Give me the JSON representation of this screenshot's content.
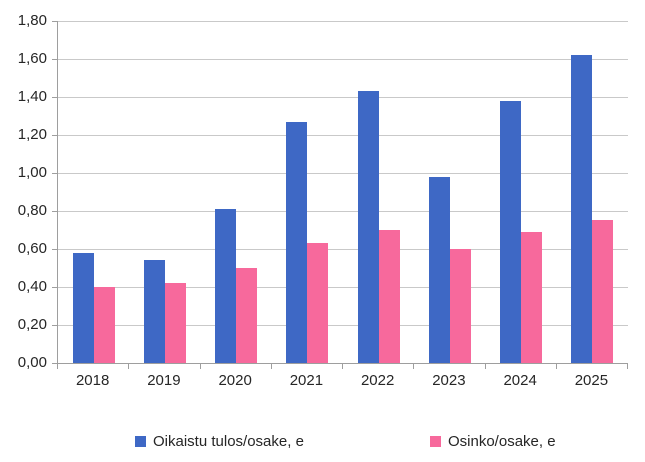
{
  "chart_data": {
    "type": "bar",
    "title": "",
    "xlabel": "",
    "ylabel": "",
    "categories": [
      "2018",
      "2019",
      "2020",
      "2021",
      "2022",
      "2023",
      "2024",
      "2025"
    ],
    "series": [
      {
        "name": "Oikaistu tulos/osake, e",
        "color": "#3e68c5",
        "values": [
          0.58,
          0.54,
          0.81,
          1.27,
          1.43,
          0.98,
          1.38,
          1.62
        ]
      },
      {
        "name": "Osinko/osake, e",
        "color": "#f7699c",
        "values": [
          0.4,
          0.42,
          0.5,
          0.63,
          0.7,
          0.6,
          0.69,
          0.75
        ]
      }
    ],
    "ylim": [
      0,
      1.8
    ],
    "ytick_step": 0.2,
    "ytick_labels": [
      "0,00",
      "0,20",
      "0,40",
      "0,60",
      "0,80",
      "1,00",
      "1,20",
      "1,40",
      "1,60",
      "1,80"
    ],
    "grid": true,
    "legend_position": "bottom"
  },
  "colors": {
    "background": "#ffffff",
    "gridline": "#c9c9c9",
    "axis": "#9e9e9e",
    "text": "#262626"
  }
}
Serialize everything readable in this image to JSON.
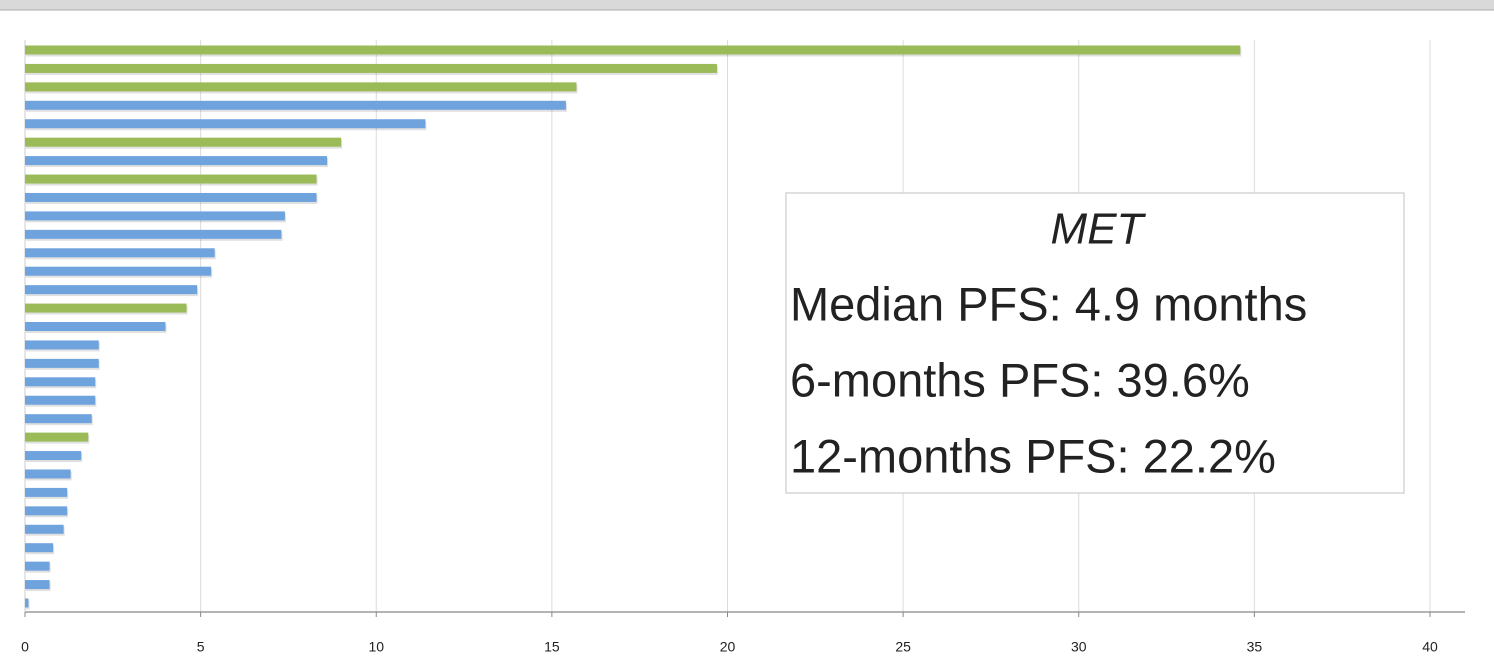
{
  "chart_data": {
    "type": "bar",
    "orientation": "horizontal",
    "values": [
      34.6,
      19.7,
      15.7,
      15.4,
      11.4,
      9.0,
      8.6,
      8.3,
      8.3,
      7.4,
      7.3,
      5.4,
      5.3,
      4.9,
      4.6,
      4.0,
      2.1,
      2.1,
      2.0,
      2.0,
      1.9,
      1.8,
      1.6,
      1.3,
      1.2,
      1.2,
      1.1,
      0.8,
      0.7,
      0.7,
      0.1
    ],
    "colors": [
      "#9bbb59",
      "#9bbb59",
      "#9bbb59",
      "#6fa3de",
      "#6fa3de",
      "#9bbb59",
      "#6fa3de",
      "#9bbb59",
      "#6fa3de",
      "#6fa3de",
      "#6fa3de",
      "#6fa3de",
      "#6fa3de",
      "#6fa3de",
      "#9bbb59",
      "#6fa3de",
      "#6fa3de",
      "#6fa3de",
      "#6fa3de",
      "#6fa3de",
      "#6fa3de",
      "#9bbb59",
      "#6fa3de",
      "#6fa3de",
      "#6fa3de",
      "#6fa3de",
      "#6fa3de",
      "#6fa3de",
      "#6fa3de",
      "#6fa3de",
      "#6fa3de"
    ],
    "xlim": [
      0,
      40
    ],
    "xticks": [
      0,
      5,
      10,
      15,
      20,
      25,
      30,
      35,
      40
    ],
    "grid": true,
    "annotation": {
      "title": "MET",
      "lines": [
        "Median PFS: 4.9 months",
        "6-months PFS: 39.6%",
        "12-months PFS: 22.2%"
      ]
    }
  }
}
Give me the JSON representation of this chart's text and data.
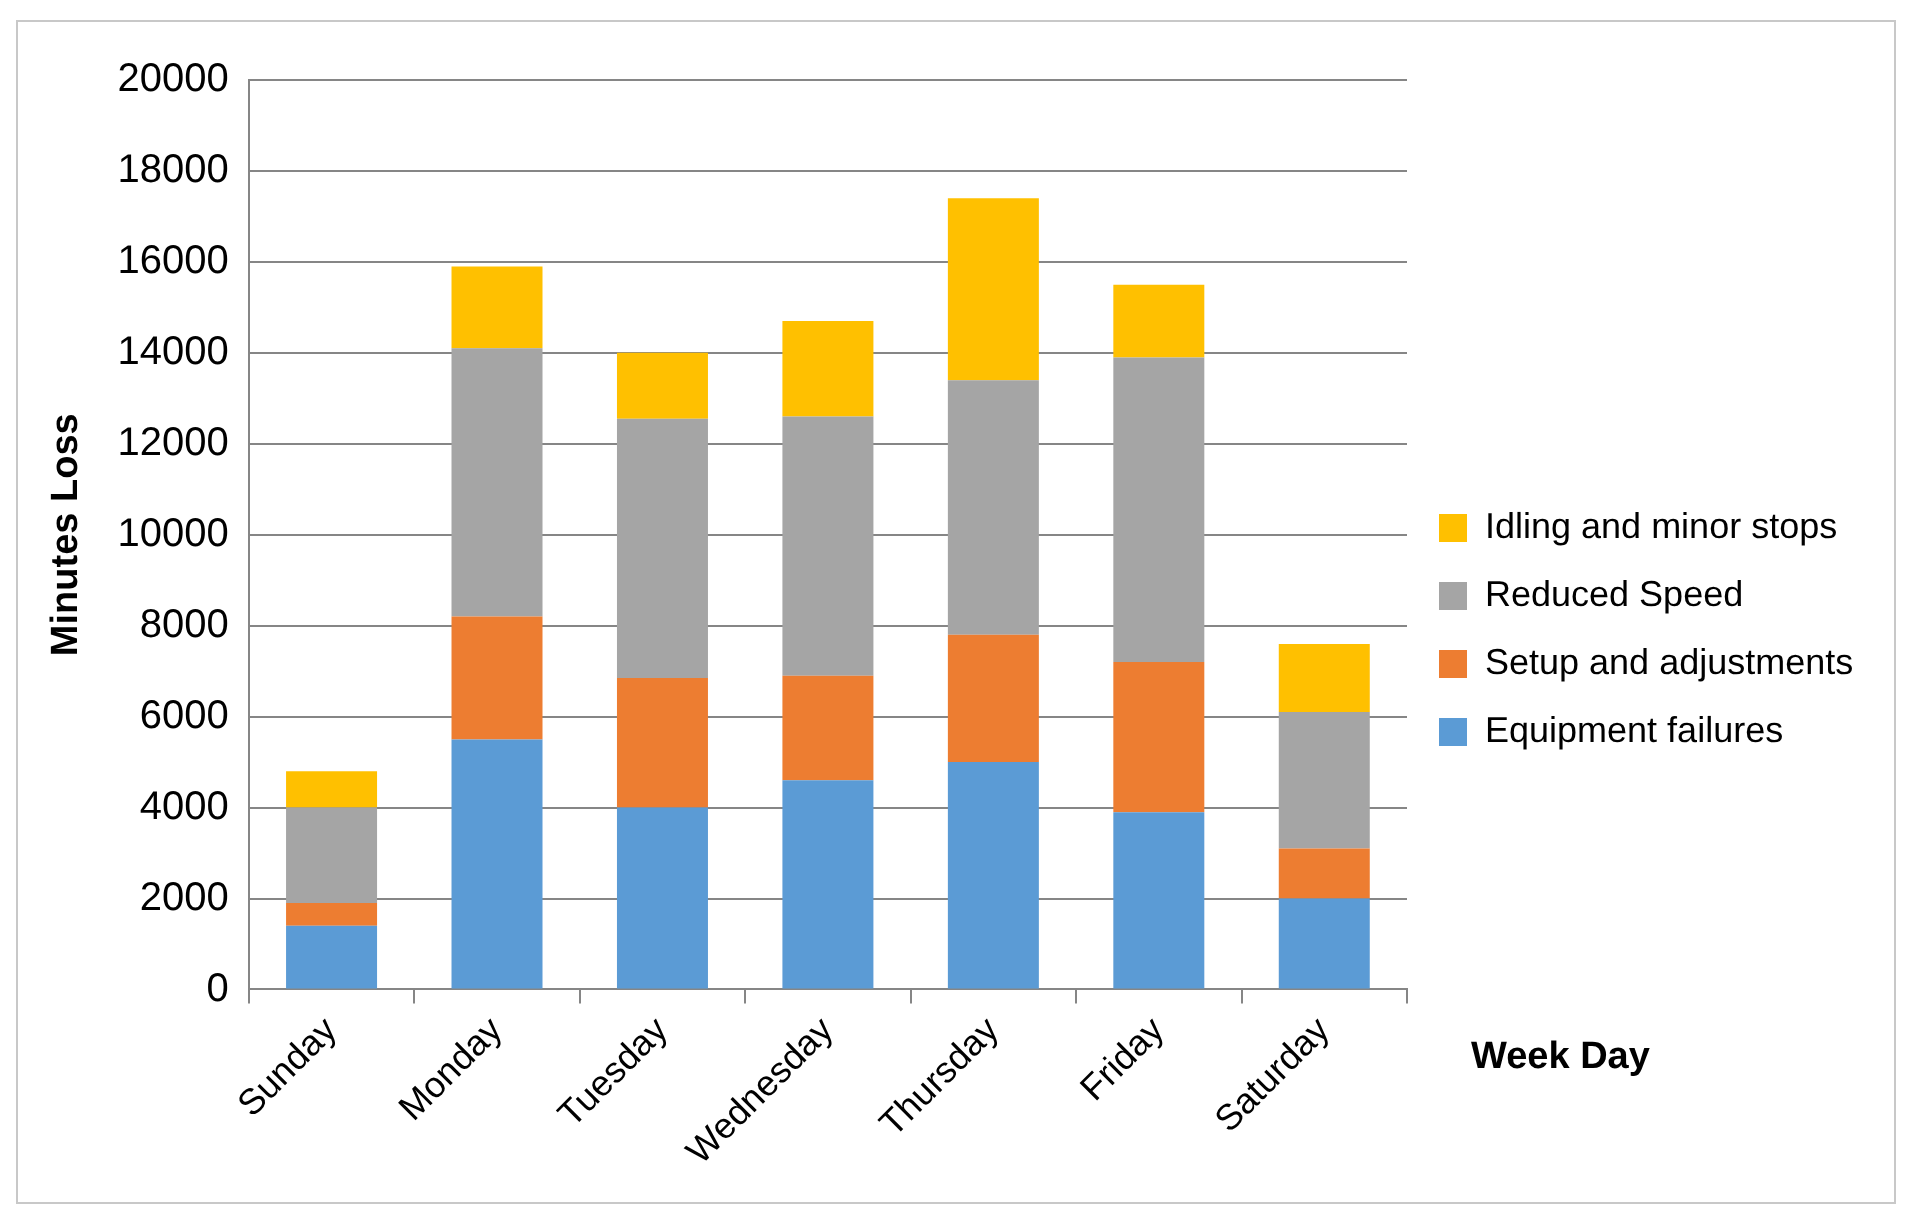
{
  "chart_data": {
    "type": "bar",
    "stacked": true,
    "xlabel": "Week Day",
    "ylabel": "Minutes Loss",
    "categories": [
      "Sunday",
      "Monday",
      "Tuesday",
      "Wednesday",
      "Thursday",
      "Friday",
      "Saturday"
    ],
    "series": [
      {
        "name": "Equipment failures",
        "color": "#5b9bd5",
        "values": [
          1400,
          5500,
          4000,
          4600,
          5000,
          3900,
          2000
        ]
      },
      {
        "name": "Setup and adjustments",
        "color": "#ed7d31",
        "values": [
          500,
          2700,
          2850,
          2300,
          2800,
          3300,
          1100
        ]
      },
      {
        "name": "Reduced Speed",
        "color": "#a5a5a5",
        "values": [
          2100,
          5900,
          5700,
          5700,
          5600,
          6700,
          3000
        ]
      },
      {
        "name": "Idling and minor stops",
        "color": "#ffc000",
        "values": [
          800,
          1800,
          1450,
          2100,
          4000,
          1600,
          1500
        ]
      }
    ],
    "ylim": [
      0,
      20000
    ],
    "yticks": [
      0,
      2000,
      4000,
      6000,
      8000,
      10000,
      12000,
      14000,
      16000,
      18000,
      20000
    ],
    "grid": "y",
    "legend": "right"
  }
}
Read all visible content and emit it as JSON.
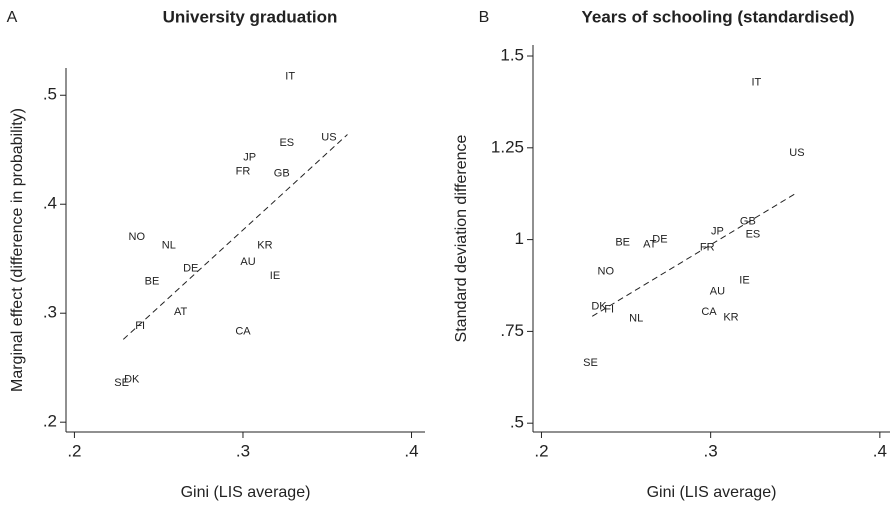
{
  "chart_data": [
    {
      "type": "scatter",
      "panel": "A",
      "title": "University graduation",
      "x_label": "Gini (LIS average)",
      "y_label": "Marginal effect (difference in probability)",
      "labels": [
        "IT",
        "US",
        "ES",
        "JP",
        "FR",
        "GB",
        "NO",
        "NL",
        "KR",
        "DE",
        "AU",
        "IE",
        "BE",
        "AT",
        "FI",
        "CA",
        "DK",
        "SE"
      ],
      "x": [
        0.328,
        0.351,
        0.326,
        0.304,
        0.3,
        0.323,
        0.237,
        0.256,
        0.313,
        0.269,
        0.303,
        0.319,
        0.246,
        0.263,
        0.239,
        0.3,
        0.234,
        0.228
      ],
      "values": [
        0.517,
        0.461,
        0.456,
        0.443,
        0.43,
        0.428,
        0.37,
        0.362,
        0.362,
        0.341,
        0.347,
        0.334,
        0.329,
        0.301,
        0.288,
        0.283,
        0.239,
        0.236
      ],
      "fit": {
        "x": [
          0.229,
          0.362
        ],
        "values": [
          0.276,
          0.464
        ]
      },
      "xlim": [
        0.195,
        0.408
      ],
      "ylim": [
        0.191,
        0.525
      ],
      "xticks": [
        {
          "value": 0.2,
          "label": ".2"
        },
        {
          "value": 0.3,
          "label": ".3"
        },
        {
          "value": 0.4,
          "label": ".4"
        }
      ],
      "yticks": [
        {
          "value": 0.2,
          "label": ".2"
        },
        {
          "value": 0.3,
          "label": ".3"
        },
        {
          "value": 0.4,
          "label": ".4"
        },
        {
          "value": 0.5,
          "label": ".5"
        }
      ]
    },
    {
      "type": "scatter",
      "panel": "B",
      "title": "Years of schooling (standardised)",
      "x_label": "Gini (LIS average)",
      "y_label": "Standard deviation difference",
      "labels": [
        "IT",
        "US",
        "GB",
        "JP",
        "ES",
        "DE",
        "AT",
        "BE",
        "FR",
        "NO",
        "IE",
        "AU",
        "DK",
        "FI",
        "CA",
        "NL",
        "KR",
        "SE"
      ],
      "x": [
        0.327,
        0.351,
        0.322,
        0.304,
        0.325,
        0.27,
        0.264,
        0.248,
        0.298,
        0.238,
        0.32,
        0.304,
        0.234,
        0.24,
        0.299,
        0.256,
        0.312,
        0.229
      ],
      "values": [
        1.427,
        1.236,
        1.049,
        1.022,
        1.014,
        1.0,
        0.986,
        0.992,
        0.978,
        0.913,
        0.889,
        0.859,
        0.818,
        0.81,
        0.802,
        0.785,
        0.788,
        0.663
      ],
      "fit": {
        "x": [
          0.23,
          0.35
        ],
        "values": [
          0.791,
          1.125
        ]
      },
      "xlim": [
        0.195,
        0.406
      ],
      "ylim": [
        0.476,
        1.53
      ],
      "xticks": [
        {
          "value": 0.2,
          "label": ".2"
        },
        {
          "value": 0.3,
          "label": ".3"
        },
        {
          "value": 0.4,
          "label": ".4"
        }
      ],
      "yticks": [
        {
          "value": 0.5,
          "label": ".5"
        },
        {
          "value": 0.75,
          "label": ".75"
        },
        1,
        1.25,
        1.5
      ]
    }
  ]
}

**WHAT THIS TASK INVOLVES:**
Would you set down the listing exactly, omitting pictures?

**SOLUTION TO THE EXERCISE:**
Give me the JSON representation of this screenshot's content.
{
  "chart_data": {
    "type": "bar",
    "title": "",
    "xlabel": "",
    "ylabel": "",
    "categories": [
      "2018",
      "2019",
      "2020",
      "2021",
      "2022",
      "2023",
      "2024",
      "2025"
    ],
    "series": [
      {
        "name": "Oikaistu tulos/osake, e",
        "color": "#3e68c5",
        "values": [
          0.58,
          0.54,
          0.81,
          1.27,
          1.43,
          0.98,
          1.38,
          1.62
        ]
      },
      {
        "name": "Osinko/osake, e",
        "color": "#f7699c",
        "values": [
          0.4,
          0.42,
          0.5,
          0.63,
          0.7,
          0.6,
          0.69,
          0.75
        ]
      }
    ],
    "ylim": [
      0,
      1.8
    ],
    "ytick_step": 0.2,
    "ytick_labels": [
      "0,00",
      "0,20",
      "0,40",
      "0,60",
      "0,80",
      "1,00",
      "1,20",
      "1,40",
      "1,60",
      "1,80"
    ],
    "grid": true,
    "legend_position": "bottom"
  },
  "colors": {
    "background": "#ffffff",
    "gridline": "#c9c9c9",
    "axis": "#9e9e9e",
    "text": "#262626"
  }
}
Serialize everything readable in this image to JSON.
{
  "chart_data": {
    "type": "bar",
    "orientation": "horizontal",
    "values": [
      34.6,
      19.7,
      15.7,
      15.4,
      11.4,
      9.0,
      8.6,
      8.3,
      8.3,
      7.4,
      7.3,
      5.4,
      5.3,
      4.9,
      4.6,
      4.0,
      2.1,
      2.1,
      2.0,
      2.0,
      1.9,
      1.8,
      1.6,
      1.3,
      1.2,
      1.2,
      1.1,
      0.8,
      0.7,
      0.7,
      0.1
    ],
    "colors": [
      "#9bbb59",
      "#9bbb59",
      "#9bbb59",
      "#6fa3de",
      "#6fa3de",
      "#9bbb59",
      "#6fa3de",
      "#9bbb59",
      "#6fa3de",
      "#6fa3de",
      "#6fa3de",
      "#6fa3de",
      "#6fa3de",
      "#6fa3de",
      "#9bbb59",
      "#6fa3de",
      "#6fa3de",
      "#6fa3de",
      "#6fa3de",
      "#6fa3de",
      "#6fa3de",
      "#9bbb59",
      "#6fa3de",
      "#6fa3de",
      "#6fa3de",
      "#6fa3de",
      "#6fa3de",
      "#6fa3de",
      "#6fa3de",
      "#6fa3de",
      "#6fa3de"
    ],
    "xlim": [
      0,
      40
    ],
    "xticks": [
      0,
      5,
      10,
      15,
      20,
      25,
      30,
      35,
      40
    ],
    "grid": true,
    "annotation": {
      "title": "MET",
      "lines": [
        "Median PFS: 4.9 months",
        "6-months PFS: 39.6%",
        "12-months PFS: 22.2%"
      ]
    }
  }
}
Give me the JSON representation of this chart's text and data.
{
  "chart_data": {
    "type": "bar",
    "stacked": true,
    "xlabel": "Week Day",
    "ylabel": "Minutes Loss",
    "categories": [
      "Sunday",
      "Monday",
      "Tuesday",
      "Wednesday",
      "Thursday",
      "Friday",
      "Saturday"
    ],
    "series": [
      {
        "name": "Equipment failures",
        "color": "#5b9bd5",
        "values": [
          1400,
          5500,
          4000,
          4600,
          5000,
          3900,
          2000
        ]
      },
      {
        "name": "Setup and adjustments",
        "color": "#ed7d31",
        "values": [
          500,
          2700,
          2850,
          2300,
          2800,
          3300,
          1100
        ]
      },
      {
        "name": "Reduced Speed",
        "color": "#a5a5a5",
        "values": [
          2100,
          5900,
          5700,
          5700,
          5600,
          6700,
          3000
        ]
      },
      {
        "name": "Idling and minor stops",
        "color": "#ffc000",
        "values": [
          800,
          1800,
          1450,
          2100,
          4000,
          1600,
          1500
        ]
      }
    ],
    "ylim": [
      0,
      20000
    ],
    "yticks": [
      0,
      2000,
      4000,
      6000,
      8000,
      10000,
      12000,
      14000,
      16000,
      18000,
      20000
    ],
    "grid": "y",
    "legend": "right"
  }
}
Read all visible content and emit it as JSON.
{
  "chart_data": [
    {
      "type": "scatter",
      "panel": "A",
      "title": "University graduation",
      "x_label": "Gini (LIS average)",
      "y_label": "Marginal effect (difference in probability)",
      "labels": [
        "IT",
        "US",
        "ES",
        "JP",
        "FR",
        "GB",
        "NO",
        "NL",
        "KR",
        "DE",
        "AU",
        "IE",
        "BE",
        "AT",
        "FI",
        "CA",
        "DK",
        "SE"
      ],
      "x": [
        0.328,
        0.351,
        0.326,
        0.304,
        0.3,
        0.323,
        0.237,
        0.256,
        0.313,
        0.269,
        0.303,
        0.319,
        0.246,
        0.263,
        0.239,
        0.3,
        0.234,
        0.228
      ],
      "values": [
        0.517,
        0.461,
        0.456,
        0.443,
        0.43,
        0.428,
        0.37,
        0.362,
        0.362,
        0.341,
        0.347,
        0.334,
        0.329,
        0.301,
        0.288,
        0.283,
        0.239,
        0.236
      ],
      "fit": {
        "x": [
          0.229,
          0.362
        ],
        "values": [
          0.276,
          0.464
        ]
      },
      "xlim": [
        0.195,
        0.408
      ],
      "ylim": [
        0.191,
        0.525
      ],
      "xticks": [
        {
          "value": 0.2,
          "label": ".2"
        },
        {
          "value": 0.3,
          "label": ".3"
        },
        {
          "value": 0.4,
          "label": ".4"
        }
      ],
      "yticks": [
        {
          "value": 0.2,
          "label": ".2"
        },
        {
          "value": 0.3,
          "label": ".3"
        },
        {
          "value": 0.4,
          "label": ".4"
        },
        {
          "value": 0.5,
          "label": ".5"
        }
      ]
    },
    {
      "type": "scatter",
      "panel": "B",
      "title": "Years of schooling (standardised)",
      "x_label": "Gini (LIS average)",
      "y_label": "Standard deviation difference",
      "labels": [
        "IT",
        "US",
        "GB",
        "JP",
        "ES",
        "DE",
        "AT",
        "BE",
        "FR",
        "NO",
        "IE",
        "AU",
        "DK",
        "FI",
        "CA",
        "NL",
        "KR",
        "SE"
      ],
      "x": [
        0.327,
        0.351,
        0.322,
        0.304,
        0.325,
        0.27,
        0.264,
        0.248,
        0.298,
        0.238,
        0.32,
        0.304,
        0.234,
        0.24,
        0.299,
        0.256,
        0.312,
        0.229
      ],
      "values": [
        1.427,
        1.236,
        1.049,
        1.022,
        1.014,
        1.0,
        0.986,
        0.992,
        0.978,
        0.913,
        0.889,
        0.859,
        0.818,
        0.81,
        0.802,
        0.785,
        0.788,
        0.663
      ],
      "fit": {
        "x": [
          0.23,
          0.35
        ],
        "values": [
          0.791,
          1.125
        ]
      },
      "xlim": [
        0.195,
        0.406
      ],
      "ylim": [
        0.476,
        1.53
      ],
      "xticks": [
        {
          "value": 0.2,
          "label": ".2"
        },
        {
          "value": 0.3,
          "label": ".3"
        },
        {
          "value": 0.4,
          "label": ".4"
        }
      ],
      "yticks": [
        {
          "value": 0.5,
          "label": ".5"
        },
        {
          "value": 0.75,
          "label": ".75"
        },
        1,
        1.25,
        1.5
      ]
    }
  ]
}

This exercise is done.